Task A — Using the article about the DNA diode, explain why Xu considers DNA a good replacement for silicon in building electronic components.
Task B — Extend the article about the single-molecule DNA diode, starting right after its last sentence.

Given text —
================
Single DNA Molecule Proves to be Useful in Developing World's Smallest Diode

For the first time, researchers from the University of Georgia (UGA) and Ben-Gurion University in Israel have illustrated the possibility to develop nanoscale electronic components from single DNA molecules. This latest discovery, featured in Nature Chemistry, marks a major improvement in the quest to find a suitable replacement for the silicon chip.

The University of Georgia's Bingqian Xu, along with his collaborators at Ben-Gurion University in Israel, used a single molecule of DNA to create the world's smallest diode. (Credit: Mike Wooten/University of Georgia)

Bingqian Xu, lead author of the study, highlighted that this discovery may lead to the formation of improved electronic devices, which are extra strong and smaller in size.

For 50 years, we have been able to place more and more computing power onto smaller and smaller chips, but we are now pushing the physical limits of silicon. If silicon-based chips become much smaller, their performance will become unstable and unpredictable.

Bingqian Xu, Associate Professor, College of Engineering, UGA

Xu considered DNA to be a perfect solution to this challenge. He pointed out that DNA’s programmability, diversity, and predictability make it a key candidate to design functional electronic devices, utilizing single molecules.
================
[Document structure recognition data]
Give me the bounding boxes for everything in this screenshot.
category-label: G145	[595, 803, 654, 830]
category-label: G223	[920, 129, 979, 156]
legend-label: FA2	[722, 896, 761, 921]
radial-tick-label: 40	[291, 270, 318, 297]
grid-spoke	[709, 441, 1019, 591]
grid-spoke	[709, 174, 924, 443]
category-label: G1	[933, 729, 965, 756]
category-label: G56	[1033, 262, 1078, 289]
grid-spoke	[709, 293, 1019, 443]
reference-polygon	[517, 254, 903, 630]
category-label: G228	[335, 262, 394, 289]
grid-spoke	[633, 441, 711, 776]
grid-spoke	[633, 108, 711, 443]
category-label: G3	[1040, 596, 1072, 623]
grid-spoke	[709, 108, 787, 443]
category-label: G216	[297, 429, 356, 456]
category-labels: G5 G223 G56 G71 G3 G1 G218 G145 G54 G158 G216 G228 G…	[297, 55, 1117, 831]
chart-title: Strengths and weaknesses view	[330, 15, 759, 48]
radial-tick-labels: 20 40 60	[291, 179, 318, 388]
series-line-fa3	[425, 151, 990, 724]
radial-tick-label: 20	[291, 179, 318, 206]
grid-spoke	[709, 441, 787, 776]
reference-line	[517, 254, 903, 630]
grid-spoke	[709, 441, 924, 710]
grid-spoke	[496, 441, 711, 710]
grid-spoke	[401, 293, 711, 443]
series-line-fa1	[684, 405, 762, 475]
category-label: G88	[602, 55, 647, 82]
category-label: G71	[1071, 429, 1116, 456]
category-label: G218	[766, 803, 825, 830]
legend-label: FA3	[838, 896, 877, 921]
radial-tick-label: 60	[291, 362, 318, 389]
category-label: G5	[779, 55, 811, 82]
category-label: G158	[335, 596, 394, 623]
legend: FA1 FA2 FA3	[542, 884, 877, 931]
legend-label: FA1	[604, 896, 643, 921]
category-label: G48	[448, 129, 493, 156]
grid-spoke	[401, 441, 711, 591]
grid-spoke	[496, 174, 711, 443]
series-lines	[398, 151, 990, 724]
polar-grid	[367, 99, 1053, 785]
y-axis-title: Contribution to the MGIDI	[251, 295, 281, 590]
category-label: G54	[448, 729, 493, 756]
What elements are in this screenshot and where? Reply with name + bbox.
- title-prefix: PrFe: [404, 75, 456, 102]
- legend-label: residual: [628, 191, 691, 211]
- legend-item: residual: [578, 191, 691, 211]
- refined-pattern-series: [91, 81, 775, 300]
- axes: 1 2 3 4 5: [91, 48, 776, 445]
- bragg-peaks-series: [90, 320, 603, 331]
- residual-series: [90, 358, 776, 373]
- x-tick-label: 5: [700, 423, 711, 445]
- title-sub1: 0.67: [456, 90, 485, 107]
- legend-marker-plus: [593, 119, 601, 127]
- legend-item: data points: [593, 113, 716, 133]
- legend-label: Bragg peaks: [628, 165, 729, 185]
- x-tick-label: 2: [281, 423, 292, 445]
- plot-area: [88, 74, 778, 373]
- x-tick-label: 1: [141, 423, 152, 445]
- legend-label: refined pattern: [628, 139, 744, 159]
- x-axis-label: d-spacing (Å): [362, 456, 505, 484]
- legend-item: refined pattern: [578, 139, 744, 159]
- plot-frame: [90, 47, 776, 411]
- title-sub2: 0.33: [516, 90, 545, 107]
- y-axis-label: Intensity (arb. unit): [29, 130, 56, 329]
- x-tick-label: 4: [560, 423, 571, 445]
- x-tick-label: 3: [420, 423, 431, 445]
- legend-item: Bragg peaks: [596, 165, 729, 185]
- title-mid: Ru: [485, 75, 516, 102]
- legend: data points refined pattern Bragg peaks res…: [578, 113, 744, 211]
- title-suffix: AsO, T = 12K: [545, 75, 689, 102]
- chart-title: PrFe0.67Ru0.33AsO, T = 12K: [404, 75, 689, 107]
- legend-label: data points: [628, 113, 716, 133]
================
Written reply A — Silicon chips are reaching their physical limits, and if they become much smaller their performance will become unstable and unpredictable. Xu sees DNA as a solution because its programmability, diversity and predictability make it a key candidate for designing functional electronic devices from single molecules.

Written reply B —
In the paper published in Nature Chemistry, Xu and his team at Ben-Gurion University of the Negev explain how a single DNA molecule can be used to develop the world's smallest diode. Diodes play a significant role in electronic devices by allowing the flow of current in one direction and preventing the flow in another direction.

Xu and a group of graduate research assistants at UGA used a custom designed single duplex DNA of 11 base pairs and linked it to an electronic circuit measuring only a few nanometers. The team then inserted coralyne into the DNA after no special behavior was displayed by the measured current. The current flowing in the DNA was found to be 15 times more powerful for negative voltages than for the positive voltages, which is a significant characteristic of a diode.

This finding is quite counterintuitive because the molecular structure is still seemingly symmetrical after coralyne intercalation.

Bingqian Xu, Associate Professor, College of Engineering, UGA

Yanantan Dubi of Ben-Gurion University created a theoretical model, which highlighted the DNA’s diode-like behavior emerging from the bias voltage-induced breaking of spatial symmetry inside the DNA molecule, after inserting the coralyne.

Our discovery can lead to progress in the design and construction of nanoscale electronic elements that are at least 1,000 times smaller than current components.

Bingqian Xu, Associate Professor, College of Engineering, UGA

The team plan to continue their research as its aims to develop an increasing number of molecular devices and improve the functioning of the molecular diode.

The National Science Foundation extended its support to this research. The study, "Molecular rectifier composed of DNA with high rectification ratio enabled by intercalation," is also available online.